### Short exercise A
Name the places where, according to the passage about reading, the writer keeps notes.

Directly to my left is a copy of Alberto Manguel’s A History of Reading. Manguel covers all the little technologies and techniques we’ve developed over the centuries that make reading a beautiful, nuanced, and fulfilling thing. Imagine life without the technology of reading silently…
In many ways an anthology of the practice of reading, the book has made me think of the ways that I attempt to expand, contract, and shut-out the world via reading.
For example, perhaps my favorite passage thus far (read while freezing my ass off on the #24), is his description of the ways that we’ve come to accept the book as a type of outsourced memory. Historically, readers were taught not to mar books/scrolls/scripts with their doodles and notes as a way of marking what they found important. Instead, those who read were encouraged to meditate on the shape, form, and spatial location of words on a page and then be able to recall information from that geographic knowledge.
Its all very beautiful, if impractical. Perhaps we’re being pushed back to this system with all of the “thought-mapping” and word-webbing software that is available. I’m trying to imagine my library at home as a spatial construction. Instead of all of my notes in sketchbooks, databases, and blogs – what if I could actually recall the geography, the physical place, of my acquired knowledge?
In a way this physical location of memories/ideas/knowlege still lingers on in my life: whenever anyone borrows a book from me, I feel a little physical loss… almost as though the weight of that knowlege is being removed from me.
Fun thoughts for a Tuesday…. imagine a world where human beings only have physical memories… where we have to possess the object in order to remember the actions associated with it.

### Material provided
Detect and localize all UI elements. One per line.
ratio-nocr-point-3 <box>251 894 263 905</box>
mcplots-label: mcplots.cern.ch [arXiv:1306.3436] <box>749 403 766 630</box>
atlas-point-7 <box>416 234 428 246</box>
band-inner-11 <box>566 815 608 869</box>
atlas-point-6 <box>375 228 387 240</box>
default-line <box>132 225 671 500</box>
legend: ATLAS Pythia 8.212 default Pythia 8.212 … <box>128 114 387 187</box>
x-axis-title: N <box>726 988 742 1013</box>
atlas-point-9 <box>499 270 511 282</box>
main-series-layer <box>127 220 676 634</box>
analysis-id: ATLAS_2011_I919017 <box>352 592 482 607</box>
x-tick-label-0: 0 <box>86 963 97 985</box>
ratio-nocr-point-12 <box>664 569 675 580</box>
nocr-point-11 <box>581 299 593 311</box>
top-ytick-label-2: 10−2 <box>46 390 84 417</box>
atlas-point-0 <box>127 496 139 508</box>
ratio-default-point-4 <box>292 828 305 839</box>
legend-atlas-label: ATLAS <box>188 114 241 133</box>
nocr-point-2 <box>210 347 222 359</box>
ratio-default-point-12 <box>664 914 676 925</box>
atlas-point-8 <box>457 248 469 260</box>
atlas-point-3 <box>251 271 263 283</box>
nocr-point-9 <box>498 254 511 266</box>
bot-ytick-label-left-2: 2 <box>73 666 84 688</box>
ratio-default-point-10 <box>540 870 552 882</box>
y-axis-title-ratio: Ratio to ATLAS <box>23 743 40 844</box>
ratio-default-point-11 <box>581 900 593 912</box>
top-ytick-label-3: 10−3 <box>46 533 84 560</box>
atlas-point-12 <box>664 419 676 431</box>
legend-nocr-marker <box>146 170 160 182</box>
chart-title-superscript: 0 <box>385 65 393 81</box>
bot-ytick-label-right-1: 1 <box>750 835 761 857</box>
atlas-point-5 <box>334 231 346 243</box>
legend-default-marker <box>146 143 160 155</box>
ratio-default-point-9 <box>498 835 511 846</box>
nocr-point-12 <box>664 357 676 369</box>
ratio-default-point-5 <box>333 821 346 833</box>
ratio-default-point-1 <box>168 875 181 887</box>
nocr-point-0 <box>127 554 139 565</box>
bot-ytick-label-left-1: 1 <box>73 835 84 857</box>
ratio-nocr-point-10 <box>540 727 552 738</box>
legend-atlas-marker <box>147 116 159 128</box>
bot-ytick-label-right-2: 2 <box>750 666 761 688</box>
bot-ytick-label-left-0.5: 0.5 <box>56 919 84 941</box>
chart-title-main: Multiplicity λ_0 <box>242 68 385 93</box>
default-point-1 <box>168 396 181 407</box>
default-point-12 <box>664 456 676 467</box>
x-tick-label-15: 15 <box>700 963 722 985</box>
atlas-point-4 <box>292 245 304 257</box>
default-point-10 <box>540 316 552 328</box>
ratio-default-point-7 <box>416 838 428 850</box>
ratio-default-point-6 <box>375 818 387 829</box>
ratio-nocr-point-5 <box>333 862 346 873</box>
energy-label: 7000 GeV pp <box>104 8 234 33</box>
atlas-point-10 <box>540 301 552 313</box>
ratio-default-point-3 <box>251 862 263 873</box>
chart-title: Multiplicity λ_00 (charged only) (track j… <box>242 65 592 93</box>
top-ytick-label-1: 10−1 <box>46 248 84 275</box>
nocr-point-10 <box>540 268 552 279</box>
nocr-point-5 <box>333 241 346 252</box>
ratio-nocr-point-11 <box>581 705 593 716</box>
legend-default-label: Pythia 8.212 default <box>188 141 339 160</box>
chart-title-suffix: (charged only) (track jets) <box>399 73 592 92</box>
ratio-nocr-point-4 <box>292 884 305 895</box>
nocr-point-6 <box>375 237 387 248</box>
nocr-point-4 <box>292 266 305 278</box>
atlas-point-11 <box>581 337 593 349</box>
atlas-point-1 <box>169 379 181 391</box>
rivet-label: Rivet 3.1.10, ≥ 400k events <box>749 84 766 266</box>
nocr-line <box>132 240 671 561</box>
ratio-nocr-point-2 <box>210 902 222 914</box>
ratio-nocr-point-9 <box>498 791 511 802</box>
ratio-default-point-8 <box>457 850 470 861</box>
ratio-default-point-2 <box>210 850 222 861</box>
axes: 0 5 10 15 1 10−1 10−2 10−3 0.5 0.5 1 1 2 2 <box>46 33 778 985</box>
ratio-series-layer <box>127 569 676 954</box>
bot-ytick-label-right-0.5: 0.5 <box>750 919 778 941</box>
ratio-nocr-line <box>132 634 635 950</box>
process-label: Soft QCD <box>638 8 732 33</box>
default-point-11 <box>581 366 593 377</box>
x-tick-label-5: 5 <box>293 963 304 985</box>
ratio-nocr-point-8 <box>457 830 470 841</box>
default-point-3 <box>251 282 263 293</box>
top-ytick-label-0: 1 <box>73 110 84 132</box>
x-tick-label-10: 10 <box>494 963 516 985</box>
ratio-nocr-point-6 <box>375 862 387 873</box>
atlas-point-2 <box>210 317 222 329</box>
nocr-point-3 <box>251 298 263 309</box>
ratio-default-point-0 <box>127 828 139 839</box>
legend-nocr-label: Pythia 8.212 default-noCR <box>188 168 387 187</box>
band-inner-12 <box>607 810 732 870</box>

### Short exercise B
In the entries, switch "point" to "marker" in everything from the first line down to the line containing "band-inner-11 <box>566 815 608 869</box>", and give only those lines again with nothing else changed.

### Exercise solution A
Sketchbooks, databases, and blogs.

### Exercise solution B
Detect and localize all UI elements. One per line.
ratio-nocr-marker-3 <box>251 894 263 905</box>
mcplots-label: mcplots.cern.ch [arXiv:1306.3436] <box>749 403 766 630</box>
atlas-marker-7 <box>416 234 428 246</box>
band-inner-11 <box>566 815 608 869</box>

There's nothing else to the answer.